** begin **

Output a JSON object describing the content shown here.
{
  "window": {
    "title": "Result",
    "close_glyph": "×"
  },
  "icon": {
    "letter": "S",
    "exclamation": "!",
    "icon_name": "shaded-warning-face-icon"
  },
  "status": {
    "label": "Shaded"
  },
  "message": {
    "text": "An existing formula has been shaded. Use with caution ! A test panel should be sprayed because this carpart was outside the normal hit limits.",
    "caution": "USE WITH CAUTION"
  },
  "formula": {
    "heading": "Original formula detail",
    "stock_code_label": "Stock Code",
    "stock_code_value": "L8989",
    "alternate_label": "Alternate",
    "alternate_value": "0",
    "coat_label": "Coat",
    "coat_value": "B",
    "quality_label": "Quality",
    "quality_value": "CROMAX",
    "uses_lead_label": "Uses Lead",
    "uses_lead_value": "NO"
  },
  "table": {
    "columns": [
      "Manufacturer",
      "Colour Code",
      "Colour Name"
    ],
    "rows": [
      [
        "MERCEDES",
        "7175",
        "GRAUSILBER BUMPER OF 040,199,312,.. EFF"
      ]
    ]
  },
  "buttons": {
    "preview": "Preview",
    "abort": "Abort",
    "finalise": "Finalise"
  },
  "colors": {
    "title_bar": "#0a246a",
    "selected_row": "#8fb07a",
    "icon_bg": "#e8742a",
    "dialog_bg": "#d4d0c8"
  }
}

** end **

**Requirement**
Emit the full listing verbatim.

**Finished answer**
Output a JSON object describing the content shown here.
{
  "window": {
    "title": "Result",
    "close_glyph": "×"
  },
  "icon": {
    "letter": "S",
    "exclamation": "!",
    "icon_name": "shaded-warning-face-icon"
  },
  "status": {
    "label": "Shaded"
  },
  "message": {
    "text": "An existing formula has been shaded. Use with caution ! A test panel should be sprayed because this carpart was outside the normal hit limits.",
    "caution": "USE WITH CAUTION"
  },
  "formula": {
    "heading": "Original formula detail",
    "stock_code_label": "Stock Code",
    "stock_code_value": "L8989",
    "alternate_label": "Alternate",
    "alternate_value": "0",
    "coat_label": "Coat",
    "coat_value": "B",
    "quality_label": "Quality",
    "quality_value": "CROMAX",
    "uses_lead_label": "Uses Lead",
    "uses_lead_value": "NO"
  },
  "table": {
    "columns": [
      "Manufacturer",
      "Colour Code",
      "Colour Name"
    ],
    "rows": [
      [
        "MERCEDES",
        "7175",
        "GRAUSILBER BUMPER OF 040,199,312,.. EFF"
      ]
    ]
  },
  "buttons": {
    "preview": "Preview",
    "abort": "Abort",
    "finalise": "Finalise"
  },
  "colors": {
    "title_bar": "#0a246a",
    "selected_row": "#8fb07a",
    "icon_bg": "#e8742a",
    "dialog_bg": "#d4d0c8"
  }
}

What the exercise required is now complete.